Start of Text to read

A lower bound for the denominator of (40) can be given as

{(1 - \frac{a - 1}{μ})}^{a - 1} \geq \frac{1}{a^{a - 1}} .

(41)

Inequality (41) can be shown easily by setting μ = a + k with integers a ≥ 1 and k ≥ 1 (ensuring μ > a). This yields

\begin{array}{r} 1 - \frac{a - 1}{μ} = \frac{a + k - a + 1}{a + k} \geq \frac{1}{a} \\ a k \geq k, \end{array}

(42)

which is fulfilled for any a ≥ 1 and k ≥ 1. Using (41) in (40) one gets

| g_{μ} (x) | \leq {(\frac{a}{ϑ})}^{a - 1} .

(43)

As there is a constant upper bound of |g_μ(x)|, it remains to show that

\begin{array}{l} \int_{- \infty}^{\infty} | p_{n} (x) | p_{x} (x) d x \leq \int_{- \infty}^{\infty} | \sum_{k = 0}^{n} a_{k} x^{k} | p_{x} (x) d x \leq \int_{- \infty}^{\infty} \sum_{k = 0}^{n} | a_{k} | | x^{k} | p_{x} (x) d x \\ \leq 2 \sum_{k = 0}^{n} | a_{k} | \int_{0}^{\infty} x^{k} p_{x} (x) d x < \infty, \end{array}

(44)

which is finite due to normal density p_x(x). Hence, the limit in Eq. (37) can be exchanged with the integral over x. Using the limit of (39) the desired result is obtained.

The limit (39) is readily used in [16] to define the so-called asymptotic generalized progress coefficients for integers a ≥ 1, b ≥ 0, and truncation ratio 0 < ϑ < 1 as

e_{ϑ}^{a, b} : = {[\frac{e^{- \frac{1}{2} {[Φ^{- 1} (ϑ)]}^{2}}}{\sqrt{2 π} ϑ}]}^{a} {[- Φ^{- 1} (ϑ)]}^{b} .

(45)

These are characteristic coefficients describing the progress in the limit μ, λ → ∞ with constant ϑ = μ/λ, and are related to the generalized progress coefficients [5, Eq. (5.112)]. They will reappear during the derivation of both φ_i and $φ_{i}^{II}$ . The derivation of φ_i is presented now.

Proposition 1

Let μ,λ ∈ ℕ with μ ≥ 1 and μ < λ and let p_x denote the PDF of the random mutation x ~ 𝒩 (0,σ²). Let x_m;λ denote the m-th best value (out of λ) of the i-th mutation component (x_m;λ)_i. Furthermore, let P_Q and $P_{Q}^{- 1}$ denote the quality gain CDF (and its inverse), respectively, with B denoting the beta function. Then, the first order component-wise progress rate is given by

\begin{array}{l} φ_{i} = - \frac{1}{μ} \sum_{m = 1}^{μ} E [x_{m; λ}] \\ = - \frac{λ}{μ} \int_{x_{i} = - \infty}^{x_{i} = \infty} x_{i} p_{x} (x_{i}) \frac{1}{B (λ - μ, μ)} \int_{t = 0}^{t = 1} t^{λ - μ - 1} {(1 - t)}^{μ - 1} P_{Q} (P_{Q}^{- 1} (1 - t) ∣ x_{i}) d t d x_{i} . \end{array}

(46)

End of Text to read

• [Aim of the exercise]: In the progress-rate derivation, what do the asymptotic generalized progress coefficients describe? The records that follow have no connection to the progress-rate derivation.

Start of Extracted material

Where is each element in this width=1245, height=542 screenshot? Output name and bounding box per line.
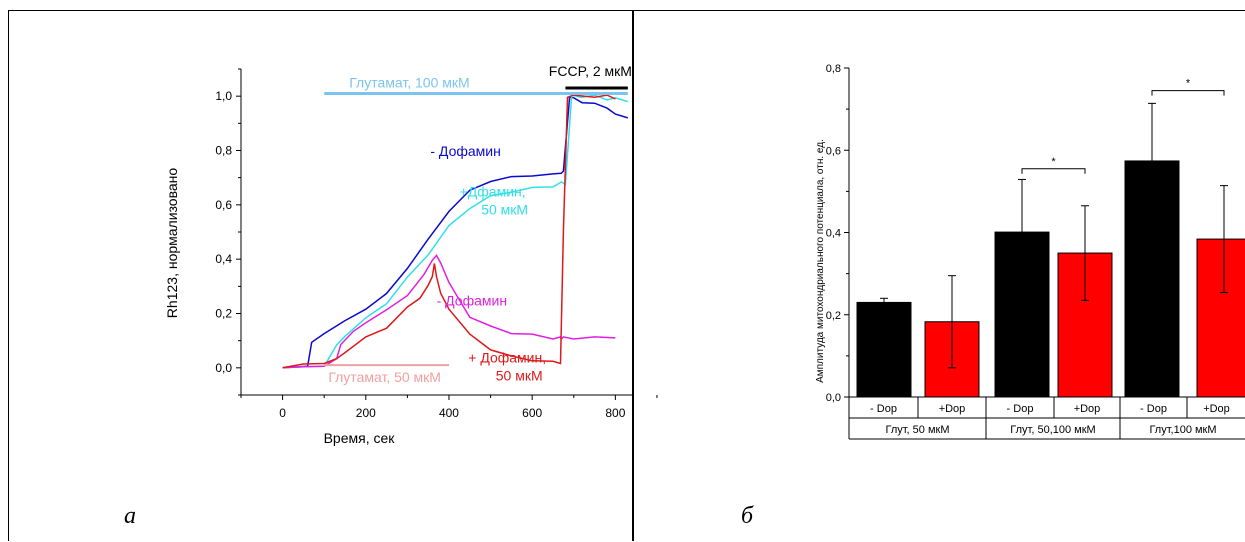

End of Extracted material
Start of Extracted material

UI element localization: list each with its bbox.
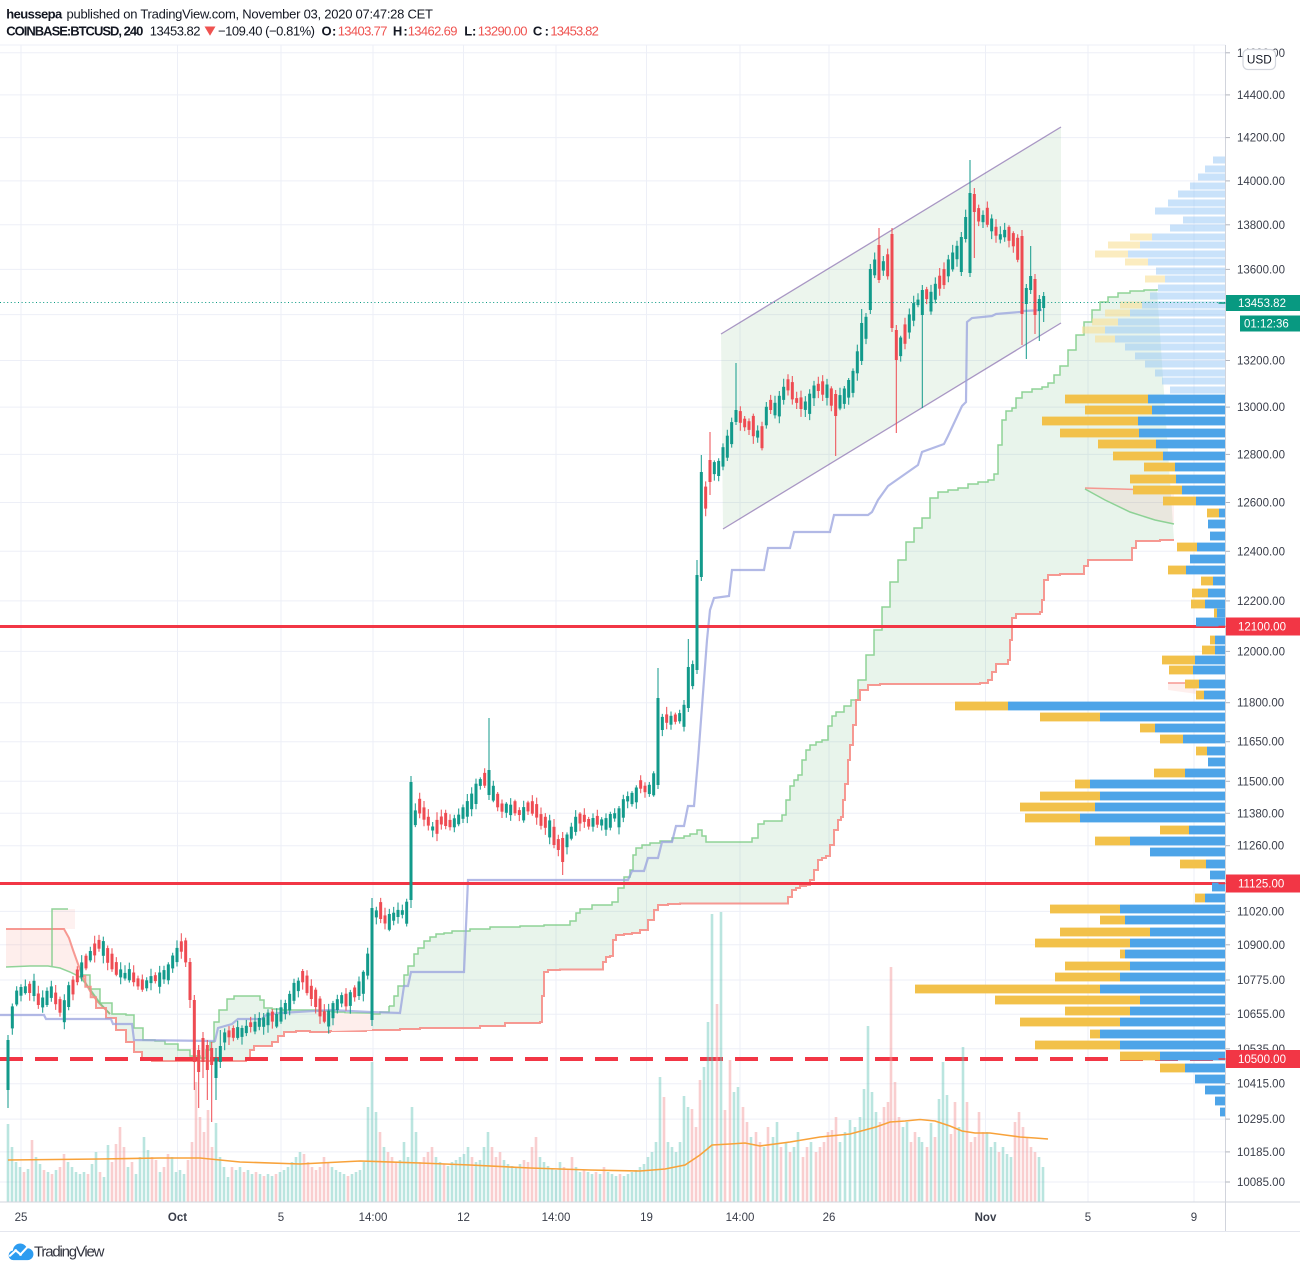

End of Extracted material

• [Task output]: They describe the progress in the limit μ, λ → ∞ with constant ϑ = μ/λ.